== Information shown

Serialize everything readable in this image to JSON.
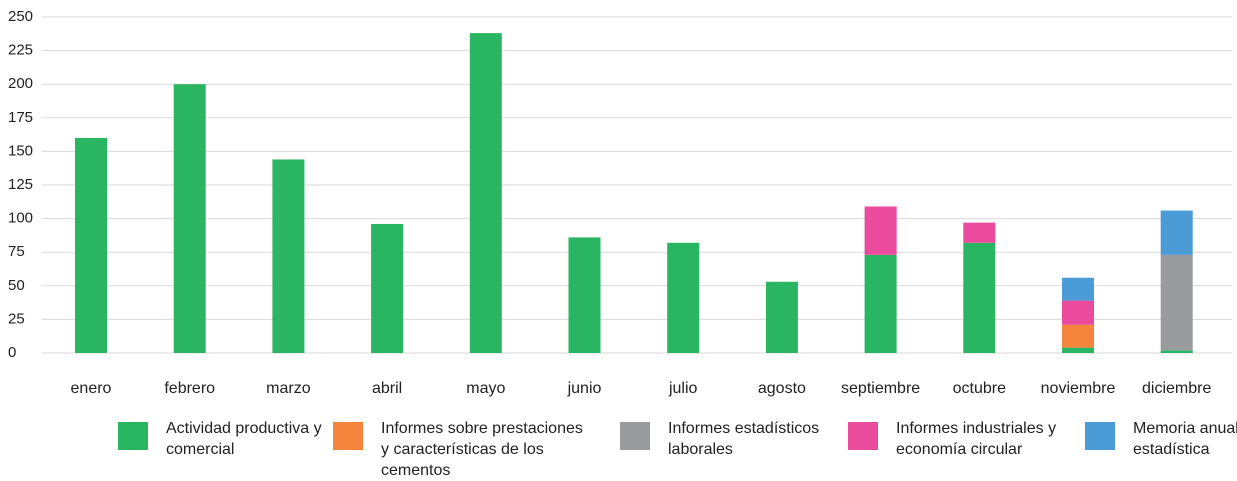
{
  "chart_data": {
    "type": "bar",
    "stacked": true,
    "title": "",
    "xlabel": "",
    "ylabel": "",
    "ylim": [
      0,
      250
    ],
    "yticks": [
      0,
      25,
      50,
      75,
      100,
      125,
      150,
      175,
      200,
      225,
      250
    ],
    "grid": true,
    "legend_position": "bottom",
    "categories": [
      "enero",
      "febrero",
      "marzo",
      "abril",
      "mayo",
      "junio",
      "julio",
      "agosto",
      "septiembre",
      "octubre",
      "noviembre",
      "diciembre"
    ],
    "series": [
      {
        "name": "Actividad productiva y comercial",
        "color": "#2ab562",
        "values": [
          160,
          200,
          144,
          96,
          238,
          86,
          82,
          53,
          73,
          82,
          4,
          2
        ]
      },
      {
        "name": "Informes sobre prestaciones y características de los cementos",
        "color": "#f5843d",
        "values": [
          0,
          0,
          0,
          0,
          0,
          0,
          0,
          0,
          0,
          0,
          17,
          0
        ]
      },
      {
        "name": "Informes estadísticos laborales",
        "color": "#9a9b9d",
        "values": [
          0,
          0,
          0,
          0,
          0,
          0,
          0,
          0,
          0,
          0,
          0,
          71
        ]
      },
      {
        "name": "Informes industriales y economía circular",
        "color": "#ea4b9c",
        "values": [
          0,
          0,
          0,
          0,
          0,
          0,
          0,
          0,
          36,
          15,
          18,
          0
        ]
      },
      {
        "name": "Memoria anual estadística",
        "color": "#4b9bd7",
        "values": [
          0,
          0,
          0,
          0,
          0,
          0,
          0,
          0,
          0,
          0,
          17,
          33
        ]
      }
    ]
  }
}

====

Work instructions: What is the number of lines in the records that contain "Informes"? Give that number only.

Result of the task: 3